Records from a collection:

--- START ---

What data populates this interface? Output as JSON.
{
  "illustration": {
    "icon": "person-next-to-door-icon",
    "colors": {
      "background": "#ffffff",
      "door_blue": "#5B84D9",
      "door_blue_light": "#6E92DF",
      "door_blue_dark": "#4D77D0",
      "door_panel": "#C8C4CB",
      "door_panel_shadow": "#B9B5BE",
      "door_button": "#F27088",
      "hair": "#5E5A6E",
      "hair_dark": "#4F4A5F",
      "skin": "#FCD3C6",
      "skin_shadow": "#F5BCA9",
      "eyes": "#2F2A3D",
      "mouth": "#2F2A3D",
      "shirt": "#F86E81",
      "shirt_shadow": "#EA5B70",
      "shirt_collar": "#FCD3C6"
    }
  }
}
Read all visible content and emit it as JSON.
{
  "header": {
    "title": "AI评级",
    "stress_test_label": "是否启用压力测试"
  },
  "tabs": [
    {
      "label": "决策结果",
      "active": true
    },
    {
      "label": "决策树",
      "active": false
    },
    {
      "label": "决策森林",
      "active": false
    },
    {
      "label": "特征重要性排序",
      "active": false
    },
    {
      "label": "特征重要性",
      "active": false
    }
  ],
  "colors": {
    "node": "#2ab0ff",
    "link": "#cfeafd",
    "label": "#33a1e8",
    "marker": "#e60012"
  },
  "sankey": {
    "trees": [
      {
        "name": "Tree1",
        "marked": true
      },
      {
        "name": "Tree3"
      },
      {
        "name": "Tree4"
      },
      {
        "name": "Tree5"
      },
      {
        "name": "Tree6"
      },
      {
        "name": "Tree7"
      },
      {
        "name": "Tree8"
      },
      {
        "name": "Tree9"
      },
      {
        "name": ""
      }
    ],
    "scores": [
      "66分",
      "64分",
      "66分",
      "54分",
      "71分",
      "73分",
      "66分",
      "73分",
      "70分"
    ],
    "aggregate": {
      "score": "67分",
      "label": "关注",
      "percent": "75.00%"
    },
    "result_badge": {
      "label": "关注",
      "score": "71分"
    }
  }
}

--- END ---

◆ **Goal of the exercise**: Take the listing above and write it out again exactly.

◆ **Right answer**:
What data populates this interface? Output as JSON.
{
  "illustration": {
    "icon": "person-next-to-door-icon",
    "colors": {
      "background": "#ffffff",
      "door_blue": "#5B84D9",
      "door_blue_light": "#6E92DF",
      "door_blue_dark": "#4D77D0",
      "door_panel": "#C8C4CB",
      "door_panel_shadow": "#B9B5BE",
      "door_button": "#F27088",
      "hair": "#5E5A6E",
      "hair_dark": "#4F4A5F",
      "skin": "#FCD3C6",
      "skin_shadow": "#F5BCA9",
      "eyes": "#2F2A3D",
      "mouth": "#2F2A3D",
      "shirt": "#F86E81",
      "shirt_shadow": "#EA5B70",
      "shirt_collar": "#FCD3C6"
    }
  }
}
Read all visible content and emit it as JSON.
{
  "header": {
    "title": "AI评级",
    "stress_test_label": "是否启用压力测试"
  },
  "tabs": [
    {
      "label": "决策结果",
      "active": true
    },
    {
      "label": "决策树",
      "active": false
    },
    {
      "label": "决策森林",
      "active": false
    },
    {
      "label": "特征重要性排序",
      "active": false
    },
    {
      "label": "特征重要性",
      "active": false
    }
  ],
  "colors": {
    "node": "#2ab0ff",
    "link": "#cfeafd",
    "label": "#33a1e8",
    "marker": "#e60012"
  },
  "sankey": {
    "trees": [
      {
        "name": "Tree1",
        "marked": true
      },
      {
        "name": "Tree3"
      },
      {
        "name": "Tree4"
      },
      {
        "name": "Tree5"
      },
      {
        "name": "Tree6"
      },
      {
        "name": "Tree7"
      },
      {
        "name": "Tree8"
      },
      {
        "name": "Tree9"
      },
      {
        "name": ""
      }
    ],
    "scores": [
      "66分",
      "64分",
      "66分",
      "54分",
      "71分",
      "73分",
      "66分",
      "73分",
      "70分"
    ],
    "aggregate": {
      "score": "67分",
      "label": "关注",
      "percent": "75.00%"
    },
    "result_badge": {
      "label": "关注",
      "score": "71分"
    }
  }
}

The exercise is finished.